[Figure content listings]
======

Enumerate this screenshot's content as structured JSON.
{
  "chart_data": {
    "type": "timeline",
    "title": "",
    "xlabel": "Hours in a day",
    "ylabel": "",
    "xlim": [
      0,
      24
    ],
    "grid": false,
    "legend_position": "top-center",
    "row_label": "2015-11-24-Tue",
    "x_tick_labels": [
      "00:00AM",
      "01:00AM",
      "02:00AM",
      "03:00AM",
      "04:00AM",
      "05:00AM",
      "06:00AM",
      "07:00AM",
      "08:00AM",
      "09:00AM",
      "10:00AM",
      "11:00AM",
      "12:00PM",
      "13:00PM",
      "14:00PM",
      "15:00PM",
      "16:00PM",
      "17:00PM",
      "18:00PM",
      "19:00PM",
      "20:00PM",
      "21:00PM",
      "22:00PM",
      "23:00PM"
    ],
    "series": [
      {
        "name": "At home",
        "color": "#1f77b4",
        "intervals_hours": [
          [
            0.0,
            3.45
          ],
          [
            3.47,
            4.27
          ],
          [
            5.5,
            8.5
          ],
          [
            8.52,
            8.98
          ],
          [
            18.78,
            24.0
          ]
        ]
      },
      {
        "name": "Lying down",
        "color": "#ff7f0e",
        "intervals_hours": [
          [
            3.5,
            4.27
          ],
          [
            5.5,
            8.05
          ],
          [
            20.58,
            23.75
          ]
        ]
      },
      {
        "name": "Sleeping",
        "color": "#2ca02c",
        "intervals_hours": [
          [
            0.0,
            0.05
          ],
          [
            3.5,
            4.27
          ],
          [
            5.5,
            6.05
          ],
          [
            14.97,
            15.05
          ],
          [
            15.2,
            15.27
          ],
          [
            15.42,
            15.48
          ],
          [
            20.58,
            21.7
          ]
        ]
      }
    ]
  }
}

======

Gather up every line in the data above that contains the word "color", copying each one.

EXERCISE SOLUTION
        "color": "#1f77b4",
        "color": "#ff7f0e",
        "color": "#2ca02c",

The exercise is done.